— Start DATA TO PROCESS —
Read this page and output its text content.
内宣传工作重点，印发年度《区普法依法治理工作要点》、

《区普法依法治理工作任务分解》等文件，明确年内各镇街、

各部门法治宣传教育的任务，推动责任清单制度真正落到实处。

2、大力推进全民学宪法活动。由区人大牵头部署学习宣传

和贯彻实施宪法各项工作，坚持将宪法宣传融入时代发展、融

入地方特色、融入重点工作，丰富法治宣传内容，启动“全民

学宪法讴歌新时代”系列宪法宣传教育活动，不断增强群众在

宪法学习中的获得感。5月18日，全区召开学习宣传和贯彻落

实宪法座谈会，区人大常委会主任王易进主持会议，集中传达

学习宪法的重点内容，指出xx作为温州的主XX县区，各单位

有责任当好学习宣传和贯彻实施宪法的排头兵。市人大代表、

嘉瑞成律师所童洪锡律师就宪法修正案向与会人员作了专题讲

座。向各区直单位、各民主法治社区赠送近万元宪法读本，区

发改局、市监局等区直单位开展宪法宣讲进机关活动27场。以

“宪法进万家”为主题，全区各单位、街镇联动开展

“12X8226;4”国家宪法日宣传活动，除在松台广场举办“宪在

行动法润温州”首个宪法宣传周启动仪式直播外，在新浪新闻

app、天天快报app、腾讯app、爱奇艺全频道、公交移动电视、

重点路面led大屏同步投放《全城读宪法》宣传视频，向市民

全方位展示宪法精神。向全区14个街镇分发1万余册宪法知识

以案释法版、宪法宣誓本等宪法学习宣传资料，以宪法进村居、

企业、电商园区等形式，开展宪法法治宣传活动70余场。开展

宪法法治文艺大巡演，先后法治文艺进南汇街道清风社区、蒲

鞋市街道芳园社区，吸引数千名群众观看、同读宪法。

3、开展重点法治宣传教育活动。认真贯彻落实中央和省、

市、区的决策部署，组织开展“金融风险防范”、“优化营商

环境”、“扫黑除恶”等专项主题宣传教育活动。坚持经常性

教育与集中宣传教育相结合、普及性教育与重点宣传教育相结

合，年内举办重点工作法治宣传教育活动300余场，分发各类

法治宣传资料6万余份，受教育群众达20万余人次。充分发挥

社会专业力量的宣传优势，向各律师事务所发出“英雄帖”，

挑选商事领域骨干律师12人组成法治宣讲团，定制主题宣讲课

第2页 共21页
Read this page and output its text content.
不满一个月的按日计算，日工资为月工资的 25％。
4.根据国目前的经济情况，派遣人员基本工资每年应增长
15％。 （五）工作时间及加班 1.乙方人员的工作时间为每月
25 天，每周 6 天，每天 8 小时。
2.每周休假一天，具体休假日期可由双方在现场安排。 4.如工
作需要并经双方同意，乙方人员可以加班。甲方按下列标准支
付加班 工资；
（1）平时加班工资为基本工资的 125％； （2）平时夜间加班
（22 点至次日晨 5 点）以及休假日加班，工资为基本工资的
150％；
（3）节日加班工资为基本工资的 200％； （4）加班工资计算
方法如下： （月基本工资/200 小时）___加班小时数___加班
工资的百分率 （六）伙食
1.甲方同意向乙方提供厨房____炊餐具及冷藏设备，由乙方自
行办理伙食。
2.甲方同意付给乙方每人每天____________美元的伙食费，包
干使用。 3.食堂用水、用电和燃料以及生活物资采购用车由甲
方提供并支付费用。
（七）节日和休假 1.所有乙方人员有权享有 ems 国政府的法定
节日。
— End DATA TO PROCESS —
- **TASK TO CARRY OUT**:
Set all of the records down again, exactly as they stand.

- **WRITTEN SOLUTION**:
Read this page and output its text content.
内宣传工作重点，印发年度《区普法依法治理工作要点》、

《区普法依法治理工作任务分解》等文件，明确年内各镇街、

各部门法治宣传教育的任务，推动责任清单制度真正落到实处。

2、大力推进全民学宪法活动。由区人大牵头部署学习宣传

和贯彻实施宪法各项工作，坚持将宪法宣传融入时代发展、融

入地方特色、融入重点工作，丰富法治宣传内容，启动“全民

学宪法讴歌新时代”系列宪法宣传教育活动，不断增强群众在

宪法学习中的获得感。5月18日，全区召开学习宣传和贯彻落

实宪法座谈会，区人大常委会主任王易进主持会议，集中传达

学习宪法的重点内容，指出xx作为温州的主XX县区，各单位

有责任当好学习宣传和贯彻实施宪法的排头兵。市人大代表、

嘉瑞成律师所童洪锡律师就宪法修正案向与会人员作了专题讲

座。向各区直单位、各民主法治社区赠送近万元宪法读本，区

发改局、市监局等区直单位开展宪法宣讲进机关活动27场。以

“宪法进万家”为主题，全区各单位、街镇联动开展

“12X8226;4”国家宪法日宣传活动，除在松台广场举办“宪在

行动法润温州”首个宪法宣传周启动仪式直播外，在新浪新闻

app、天天快报app、腾讯app、爱奇艺全频道、公交移动电视、

重点路面led大屏同步投放《全城读宪法》宣传视频，向市民

全方位展示宪法精神。向全区14个街镇分发1万余册宪法知识

以案释法版、宪法宣誓本等宪法学习宣传资料，以宪法进村居、

企业、电商园区等形式，开展宪法法治宣传活动70余场。开展

宪法法治文艺大巡演，先后法治文艺进南汇街道清风社区、蒲

鞋市街道芳园社区，吸引数千名群众观看、同读宪法。

3、开展重点法治宣传教育活动。认真贯彻落实中央和省、

市、区的决策部署，组织开展“金融风险防范”、“优化营商

环境”、“扫黑除恶”等专项主题宣传教育活动。坚持经常性

教育与集中宣传教育相结合、普及性教育与重点宣传教育相结

合，年内举办重点工作法治宣传教育活动300余场，分发各类

法治宣传资料6万余份，受教育群众达20万余人次。充分发挥

社会专业力量的宣传优势，向各律师事务所发出“英雄帖”，

挑选商事领域骨干律师12人组成法治宣讲团，定制主题宣讲课

第2页 共21页
Read this page and output its text content.
不满一个月的按日计算，日工资为月工资的 25％。
4.根据国目前的经济情况，派遣人员基本工资每年应增长
15％。 （五）工作时间及加班 1.乙方人员的工作时间为每月
25 天，每周 6 天，每天 8 小时。
2.每周休假一天，具体休假日期可由双方在现场安排。 4.如工
作需要并经双方同意，乙方人员可以加班。甲方按下列标准支
付加班 工资；
（1）平时加班工资为基本工资的 125％； （2）平时夜间加班
（22 点至次日晨 5 点）以及休假日加班，工资为基本工资的
150％；
（3）节日加班工资为基本工资的 200％； （4）加班工资计算
方法如下： （月基本工资/200 小时）___加班小时数___加班
工资的百分率 （六）伙食
1.甲方同意向乙方提供厨房____炊餐具及冷藏设备，由乙方自
行办理伙食。
2.甲方同意付给乙方每人每天____________美元的伙食费，包
干使用。 3.食堂用水、用电和燃料以及生活物资采购用车由甲
方提供并支付费用。
（七）节日和休假 1.所有乙方人员有权享有 ems 国政府的法定
节日。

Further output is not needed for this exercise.